Reproduce the material in full, exactly as written.

-------- Exercise material

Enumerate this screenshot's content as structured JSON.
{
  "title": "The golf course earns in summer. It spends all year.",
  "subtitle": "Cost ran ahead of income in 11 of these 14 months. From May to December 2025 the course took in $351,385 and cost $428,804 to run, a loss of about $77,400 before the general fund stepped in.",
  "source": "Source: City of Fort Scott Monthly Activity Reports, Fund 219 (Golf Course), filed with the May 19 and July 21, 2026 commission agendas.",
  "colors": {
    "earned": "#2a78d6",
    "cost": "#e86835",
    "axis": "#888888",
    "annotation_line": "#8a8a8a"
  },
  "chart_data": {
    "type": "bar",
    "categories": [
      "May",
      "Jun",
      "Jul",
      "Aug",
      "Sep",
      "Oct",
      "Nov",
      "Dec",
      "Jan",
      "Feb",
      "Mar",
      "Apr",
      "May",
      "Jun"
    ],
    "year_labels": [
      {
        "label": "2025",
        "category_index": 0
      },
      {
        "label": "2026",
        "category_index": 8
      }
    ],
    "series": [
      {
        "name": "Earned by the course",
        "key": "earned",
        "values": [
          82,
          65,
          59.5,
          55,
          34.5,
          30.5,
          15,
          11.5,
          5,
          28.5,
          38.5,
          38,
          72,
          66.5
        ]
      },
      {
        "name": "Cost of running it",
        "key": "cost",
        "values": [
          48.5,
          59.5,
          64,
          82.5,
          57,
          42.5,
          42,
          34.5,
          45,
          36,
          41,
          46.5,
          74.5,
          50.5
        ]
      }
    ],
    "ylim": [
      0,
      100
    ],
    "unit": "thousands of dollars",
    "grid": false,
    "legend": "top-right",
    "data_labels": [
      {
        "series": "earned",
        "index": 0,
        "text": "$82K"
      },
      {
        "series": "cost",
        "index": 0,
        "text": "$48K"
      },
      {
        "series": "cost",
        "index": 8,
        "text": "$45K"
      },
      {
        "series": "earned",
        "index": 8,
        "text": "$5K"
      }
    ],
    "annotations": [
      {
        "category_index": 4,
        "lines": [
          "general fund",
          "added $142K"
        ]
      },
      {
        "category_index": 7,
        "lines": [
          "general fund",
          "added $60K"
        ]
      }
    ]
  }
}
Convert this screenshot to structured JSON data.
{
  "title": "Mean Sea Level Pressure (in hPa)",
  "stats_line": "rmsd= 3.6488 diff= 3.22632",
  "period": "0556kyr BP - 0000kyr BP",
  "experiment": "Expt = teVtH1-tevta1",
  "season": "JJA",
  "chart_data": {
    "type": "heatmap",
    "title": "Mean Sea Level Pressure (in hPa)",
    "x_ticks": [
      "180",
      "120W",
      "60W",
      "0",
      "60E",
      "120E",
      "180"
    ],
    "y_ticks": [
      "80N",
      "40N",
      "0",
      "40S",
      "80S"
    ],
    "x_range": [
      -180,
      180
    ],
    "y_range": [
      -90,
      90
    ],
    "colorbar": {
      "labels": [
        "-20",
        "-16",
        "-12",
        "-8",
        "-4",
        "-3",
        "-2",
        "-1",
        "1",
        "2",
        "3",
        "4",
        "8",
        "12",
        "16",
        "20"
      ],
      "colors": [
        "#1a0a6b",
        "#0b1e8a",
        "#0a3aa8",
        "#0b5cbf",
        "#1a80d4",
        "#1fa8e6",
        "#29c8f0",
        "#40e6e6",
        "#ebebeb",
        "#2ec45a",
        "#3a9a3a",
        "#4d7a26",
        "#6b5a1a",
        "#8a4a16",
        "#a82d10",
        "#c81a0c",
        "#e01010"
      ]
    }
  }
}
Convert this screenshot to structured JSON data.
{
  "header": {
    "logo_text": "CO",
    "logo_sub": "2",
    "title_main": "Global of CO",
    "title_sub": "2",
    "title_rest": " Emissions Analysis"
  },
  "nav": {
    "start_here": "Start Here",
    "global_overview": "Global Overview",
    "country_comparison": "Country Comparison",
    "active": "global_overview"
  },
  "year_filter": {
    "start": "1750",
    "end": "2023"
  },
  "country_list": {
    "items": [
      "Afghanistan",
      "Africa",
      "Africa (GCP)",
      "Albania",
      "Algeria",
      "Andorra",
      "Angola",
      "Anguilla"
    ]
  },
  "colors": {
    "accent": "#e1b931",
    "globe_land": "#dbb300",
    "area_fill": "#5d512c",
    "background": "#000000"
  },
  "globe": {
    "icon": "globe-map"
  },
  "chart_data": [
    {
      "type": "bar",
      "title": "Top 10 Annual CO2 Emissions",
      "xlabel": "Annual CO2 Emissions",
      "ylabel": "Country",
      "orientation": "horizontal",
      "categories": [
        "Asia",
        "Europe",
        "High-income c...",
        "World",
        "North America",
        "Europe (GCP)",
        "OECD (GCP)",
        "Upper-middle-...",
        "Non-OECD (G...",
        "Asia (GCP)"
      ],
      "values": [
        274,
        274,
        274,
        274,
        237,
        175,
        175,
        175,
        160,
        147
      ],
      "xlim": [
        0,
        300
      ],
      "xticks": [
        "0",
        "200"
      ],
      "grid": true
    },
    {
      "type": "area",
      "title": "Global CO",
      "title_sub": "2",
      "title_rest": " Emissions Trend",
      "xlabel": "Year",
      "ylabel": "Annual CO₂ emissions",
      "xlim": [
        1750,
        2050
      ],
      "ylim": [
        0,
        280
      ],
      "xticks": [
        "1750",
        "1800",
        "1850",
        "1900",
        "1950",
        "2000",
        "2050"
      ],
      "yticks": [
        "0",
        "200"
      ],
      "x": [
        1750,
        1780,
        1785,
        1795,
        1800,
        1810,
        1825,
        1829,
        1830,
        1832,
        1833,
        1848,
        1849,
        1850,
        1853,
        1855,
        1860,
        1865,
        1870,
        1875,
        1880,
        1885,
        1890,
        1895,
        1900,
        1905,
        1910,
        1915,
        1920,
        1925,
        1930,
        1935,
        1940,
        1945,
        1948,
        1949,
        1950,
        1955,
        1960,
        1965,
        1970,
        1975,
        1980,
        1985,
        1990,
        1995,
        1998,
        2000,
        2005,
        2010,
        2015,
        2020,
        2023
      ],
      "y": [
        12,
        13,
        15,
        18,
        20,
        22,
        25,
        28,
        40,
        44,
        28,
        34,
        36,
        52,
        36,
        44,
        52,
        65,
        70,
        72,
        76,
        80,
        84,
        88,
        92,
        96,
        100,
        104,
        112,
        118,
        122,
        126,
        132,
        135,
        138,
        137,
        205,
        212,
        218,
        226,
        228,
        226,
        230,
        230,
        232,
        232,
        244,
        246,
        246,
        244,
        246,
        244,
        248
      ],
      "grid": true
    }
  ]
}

----------------

Solution for this task>
Enumerate this screenshot's content as structured JSON.
{
  "title": "The golf course earns in summer. It spends all year.",
  "subtitle": "Cost ran ahead of income in 11 of these 14 months. From May to December 2025 the course took in $351,385 and cost $428,804 to run, a loss of about $77,400 before the general fund stepped in.",
  "source": "Source: City of Fort Scott Monthly Activity Reports, Fund 219 (Golf Course), filed with the May 19 and July 21, 2026 commission agendas.",
  "colors": {
    "earned": "#2a78d6",
    "cost": "#e86835",
    "axis": "#888888",
    "annotation_line": "#8a8a8a"
  },
  "chart_data": {
    "type": "bar",
    "categories": [
      "May",
      "Jun",
      "Jul",
      "Aug",
      "Sep",
      "Oct",
      "Nov",
      "Dec",
      "Jan",
      "Feb",
      "Mar",
      "Apr",
      "May",
      "Jun"
    ],
    "year_labels": [
      {
        "label": "2025",
        "category_index": 0
      },
      {
        "label": "2026",
        "category_index": 8
      }
    ],
    "series": [
      {
        "name": "Earned by the course",
        "key": "earned",
        "values": [
          82,
          65,
          59.5,
          55,
          34.5,
          30.5,
          15,
          11.5,
          5,
          28.5,
          38.5,
          38,
          72,
          66.5
        ]
      },
      {
        "name": "Cost of running it",
        "key": "cost",
        "values": [
          48.5,
          59.5,
          64,
          82.5,
          57,
          42.5,
          42,
          34.5,
          45,
          36,
          41,
          46.5,
          74.5,
          50.5
        ]
      }
    ],
    "ylim": [
      0,
      100
    ],
    "unit": "thousands of dollars",
    "grid": false,
    "legend": "top-right",
    "data_labels": [
      {
        "series": "earned",
        "index": 0,
        "text": "$82K"
      },
      {
        "series": "cost",
        "index": 0,
        "text": "$48K"
      },
      {
        "series": "cost",
        "index": 8,
        "text": "$45K"
      },
      {
        "series": "earned",
        "index": 8,
        "text": "$5K"
      }
    ],
    "annotations": [
      {
        "category_index": 4,
        "lines": [
          "general fund",
          "added $142K"
        ]
      },
      {
        "category_index": 7,
        "lines": [
          "general fund",
          "added $60K"
        ]
      }
    ]
  }
}
Convert this screenshot to structured JSON data.
{
  "title": "Mean Sea Level Pressure (in hPa)",
  "stats_line": "rmsd= 3.6488 diff= 3.22632",
  "period": "0556kyr BP - 0000kyr BP",
  "experiment": "Expt = teVtH1-tevta1",
  "season": "JJA",
  "chart_data": {
    "type": "heatmap",
    "title": "Mean Sea Level Pressure (in hPa)",
    "x_ticks": [
      "180",
      "120W",
      "60W",
      "0",
      "60E",
      "120E",
      "180"
    ],
    "y_ticks": [
      "80N",
      "40N",
      "0",
      "40S",
      "80S"
    ],
    "x_range": [
      -180,
      180
    ],
    "y_range": [
      -90,
      90
    ],
    "colorbar": {
      "labels": [
        "-20",
        "-16",
        "-12",
        "-8",
        "-4",
        "-3",
        "-2",
        "-1",
        "1",
        "2",
        "3",
        "4",
        "8",
        "12",
        "16",
        "20"
      ],
      "colors": [
        "#1a0a6b",
        "#0b1e8a",
        "#0a3aa8",
        "#0b5cbf",
        "#1a80d4",
        "#1fa8e6",
        "#29c8f0",
        "#40e6e6",
        "#ebebeb",
        "#2ec45a",
        "#3a9a3a",
        "#4d7a26",
        "#6b5a1a",
        "#8a4a16",
        "#a82d10",
        "#c81a0c",
        "#e01010"
      ]
    }
  }
}
Convert this screenshot to structured JSON data.
{
  "header": {
    "logo_text": "CO",
    "logo_sub": "2",
    "title_main": "Global of CO",
    "title_sub": "2",
    "title_rest": " Emissions Analysis"
  },
  "nav": {
    "start_here": "Start Here",
    "global_overview": "Global Overview",
    "country_comparison": "Country Comparison",
    "active": "global_overview"
  },
  "year_filter": {
    "start": "1750",
    "end": "2023"
  },
  "country_list": {
    "items": [
      "Afghanistan",
      "Africa",
      "Africa (GCP)",
      "Albania",
      "Algeria",
      "Andorra",
      "Angola",
      "Anguilla"
    ]
  },
  "colors": {
    "accent": "#e1b931",
    "globe_land": "#dbb300",
    "area_fill": "#5d512c",
    "background": "#000000"
  },
  "globe": {
    "icon": "globe-map"
  },
  "chart_data": [
    {
      "type": "bar",
      "title": "Top 10 Annual CO2 Emissions",
      "xlabel": "Annual CO2 Emissions",
      "ylabel": "Country",
      "orientation": "horizontal",
      "categories": [
        "Asia",
        "Europe",
        "High-income c...",
        "World",
        "North America",
        "Europe (GCP)",
        "OECD (GCP)",
        "Upper-middle-...",
        "Non-OECD (G...",
        "Asia (GCP)"
      ],
      "values": [
        274,
        274,
        274,
        274,
        237,
        175,
        175,
        175,
        160,
        147
      ],
      "xlim": [
        0,
        300
      ],
      "xticks": [
        "0",
        "200"
      ],
      "grid": true
    },
    {
      "type": "area",
      "title": "Global CO",
      "title_sub": "2",
      "title_rest": " Emissions Trend",
      "xlabel": "Year",
      "ylabel": "Annual CO₂ emissions",
      "xlim": [
        1750,
        2050
      ],
      "ylim": [
        0,
        280
      ],
      "xticks": [
        "1750",
        "1800",
        "1850",
        "1900",
        "1950",
        "2000",
        "2050"
      ],
      "yticks": [
        "0",
        "200"
      ],
      "x": [
        1750,
        1780,
        1785,
        1795,
        1800,
        1810,
        1825,
        1829,
        1830,
        1832,
        1833,
        1848,
        1849,
        1850,
        1853,
        1855,
        1860,
        1865,
        1870,
        1875,
        1880,
        1885,
        1890,
        1895,
        1900,
        1905,
        1910,
        1915,
        1920,
        1925,
        1930,
        1935,
        1940,
        1945,
        1948,
        1949,
        1950,
        1955,
        1960,
        1965,
        1970,
        1975,
        1980,
        1985,
        1990,
        1995,
        1998,
        2000,
        2005,
        2010,
        2015,
        2020,
        2023
      ],
      "y": [
        12,
        13,
        15,
        18,
        20,
        22,
        25,
        28,
        40,
        44,
        28,
        34,
        36,
        52,
        36,
        44,
        52,
        65,
        70,
        72,
        76,
        80,
        84,
        88,
        92,
        96,
        100,
        104,
        112,
        118,
        122,
        126,
        132,
        135,
        138,
        137,
        205,
        212,
        218,
        226,
        228,
        226,
        230,
        230,
        232,
        232,
        244,
        246,
        246,
        244,
        246,
        244,
        248
      ],
      "grid": true
    }
  ]
}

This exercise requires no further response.